Records shown =

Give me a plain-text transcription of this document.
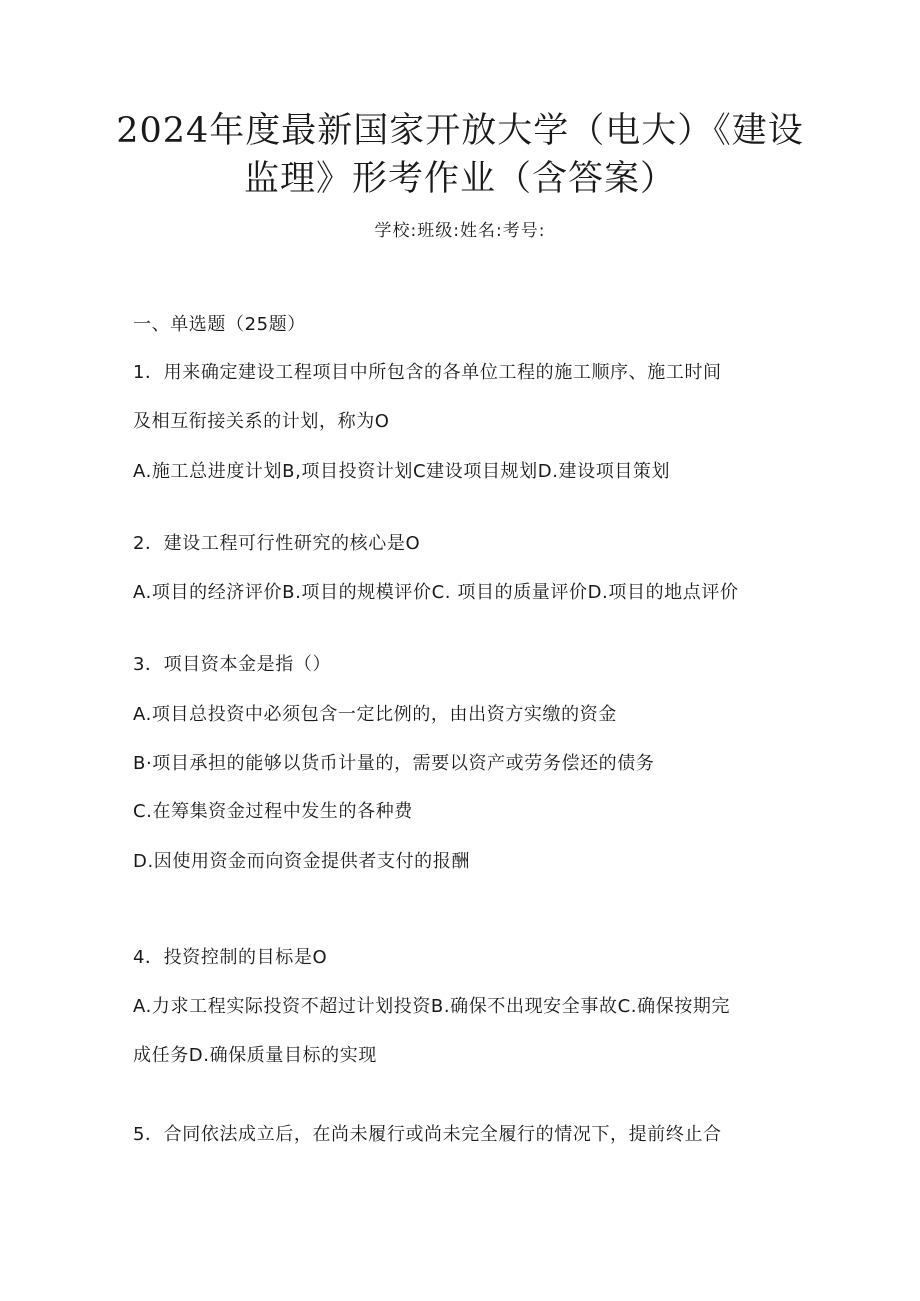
2024年度最新国家开放大学（电大）《建设
监理》形考作业（含答案）
学校:班级:姓名:考号:
一、单选题（25题）
1．用来确定建设工程项目中所包含的各单位工程的施工顺序、施工时间
及相互衔接关系的计划，称为O
A.施工总进度计划B,项目投资计划C建设项目规划D.建设项目策划
2．建设工程可行性研究的核心是O
A.项目的经济评价B.项目的规模评价C. 项目的质量评价D.项目的地点评价
3．项目资本金是指（）
A.项目总投资中必须包含一定比例的，由出资方实缴的资金
B·项目承担的能够以货币计量的，需要以资产或劳务偿还的债务
C.在筹集资金过程中发生的各种费
D.因使用资金而向资金提供者支付的报酬
4．投资控制的目标是O
A.力求工程实际投资不超过计划投资B.确保不出现安全事故C.确保按期完
成任务D.确保质量目标的实现
5．合同依法成立后，在尚未履行或尚未完全履行的情况下，提前终止合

Instruction =
Set down every entry word for word, but omit the pictures.

Reply =
Give me a plain-text transcription of this document.
2024年度最新国家开放大学（电大）《建设
监理》形考作业（含答案）
学校:班级:姓名:考号:
一、单选题（25题）
1．用来确定建设工程项目中所包含的各单位工程的施工顺序、施工时间
及相互衔接关系的计划，称为O
A.施工总进度计划B,项目投资计划C建设项目规划D.建设项目策划
2．建设工程可行性研究的核心是O
A.项目的经济评价B.项目的规模评价C. 项目的质量评价D.项目的地点评价
3．项目资本金是指（）
A.项目总投资中必须包含一定比例的，由出资方实缴的资金
B·项目承担的能够以货币计量的，需要以资产或劳务偿还的债务
C.在筹集资金过程中发生的各种费
D.因使用资金而向资金提供者支付的报酬
4．投资控制的目标是O
A.力求工程实际投资不超过计划投资B.确保不出现安全事故C.确保按期完
成任务D.确保质量目标的实现
5．合同依法成立后，在尚未履行或尚未完全履行的情况下，提前终止合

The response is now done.